_Material for this exercise:_
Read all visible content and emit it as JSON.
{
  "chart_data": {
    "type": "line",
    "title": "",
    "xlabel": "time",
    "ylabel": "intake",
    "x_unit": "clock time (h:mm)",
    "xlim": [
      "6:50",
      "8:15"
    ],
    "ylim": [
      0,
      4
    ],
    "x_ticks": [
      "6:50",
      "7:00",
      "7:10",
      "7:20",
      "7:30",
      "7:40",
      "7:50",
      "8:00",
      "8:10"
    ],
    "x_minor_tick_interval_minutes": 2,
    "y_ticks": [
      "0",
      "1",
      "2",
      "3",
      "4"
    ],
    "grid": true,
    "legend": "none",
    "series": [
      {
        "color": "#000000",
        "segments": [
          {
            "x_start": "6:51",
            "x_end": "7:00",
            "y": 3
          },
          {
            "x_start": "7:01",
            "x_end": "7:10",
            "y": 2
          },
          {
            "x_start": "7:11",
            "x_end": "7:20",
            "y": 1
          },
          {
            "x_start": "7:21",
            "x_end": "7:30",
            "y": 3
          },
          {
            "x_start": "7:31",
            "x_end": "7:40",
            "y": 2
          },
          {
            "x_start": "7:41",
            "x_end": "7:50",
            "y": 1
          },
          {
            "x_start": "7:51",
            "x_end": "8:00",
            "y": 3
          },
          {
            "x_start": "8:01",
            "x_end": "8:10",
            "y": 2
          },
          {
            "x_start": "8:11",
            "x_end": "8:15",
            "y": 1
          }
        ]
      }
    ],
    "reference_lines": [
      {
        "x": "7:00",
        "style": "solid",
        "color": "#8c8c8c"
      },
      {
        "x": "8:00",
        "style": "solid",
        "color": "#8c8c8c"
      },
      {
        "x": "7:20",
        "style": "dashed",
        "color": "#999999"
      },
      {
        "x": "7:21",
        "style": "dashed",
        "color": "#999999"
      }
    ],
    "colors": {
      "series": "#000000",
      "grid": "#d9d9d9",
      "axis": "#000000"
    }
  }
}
==
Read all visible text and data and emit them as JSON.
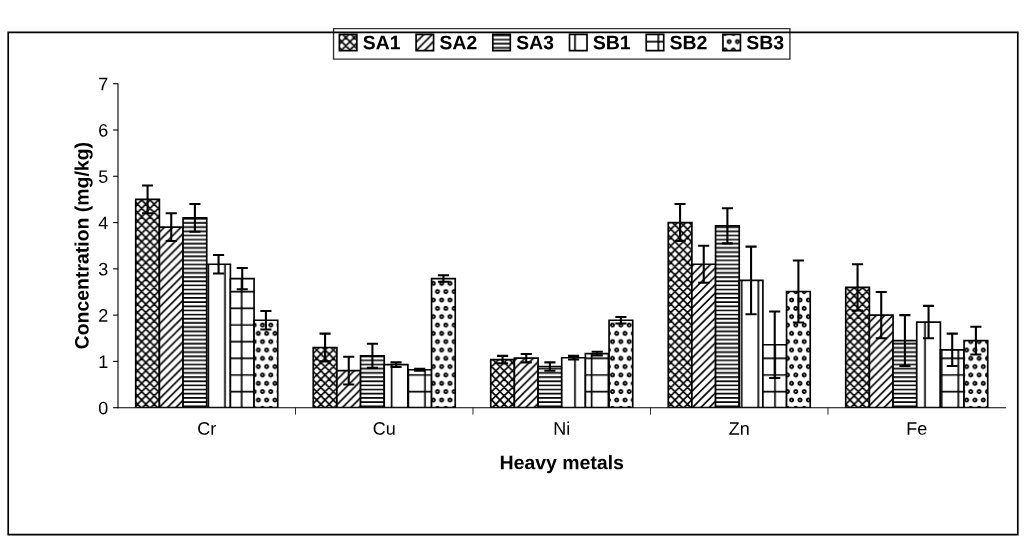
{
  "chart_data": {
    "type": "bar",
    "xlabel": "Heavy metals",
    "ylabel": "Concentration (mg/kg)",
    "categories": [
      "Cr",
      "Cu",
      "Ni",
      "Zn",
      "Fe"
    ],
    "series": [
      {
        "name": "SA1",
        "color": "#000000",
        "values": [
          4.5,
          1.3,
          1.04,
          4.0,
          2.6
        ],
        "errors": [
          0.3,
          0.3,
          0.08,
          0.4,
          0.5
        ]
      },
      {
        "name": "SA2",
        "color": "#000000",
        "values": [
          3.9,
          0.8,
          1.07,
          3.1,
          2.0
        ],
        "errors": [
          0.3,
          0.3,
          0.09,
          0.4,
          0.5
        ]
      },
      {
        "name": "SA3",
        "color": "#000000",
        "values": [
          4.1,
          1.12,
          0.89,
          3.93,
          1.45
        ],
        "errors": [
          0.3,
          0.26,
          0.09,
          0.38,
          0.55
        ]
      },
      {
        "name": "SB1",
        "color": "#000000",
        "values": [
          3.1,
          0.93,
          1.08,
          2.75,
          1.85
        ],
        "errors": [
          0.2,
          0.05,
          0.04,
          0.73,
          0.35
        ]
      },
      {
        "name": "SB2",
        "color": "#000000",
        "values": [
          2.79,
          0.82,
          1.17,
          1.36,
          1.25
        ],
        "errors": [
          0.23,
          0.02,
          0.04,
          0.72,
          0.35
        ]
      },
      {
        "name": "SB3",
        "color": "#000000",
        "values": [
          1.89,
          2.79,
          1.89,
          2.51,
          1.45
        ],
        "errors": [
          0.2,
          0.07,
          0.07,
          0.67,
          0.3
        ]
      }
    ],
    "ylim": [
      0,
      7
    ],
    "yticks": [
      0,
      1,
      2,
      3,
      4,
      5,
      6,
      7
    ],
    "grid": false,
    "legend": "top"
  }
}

_Requirements:_ From the listing above, return each line with the word "Read".

_Response:_
Read all visible content and emit it as JSON.
Read all visible text and data and emit them as JSON.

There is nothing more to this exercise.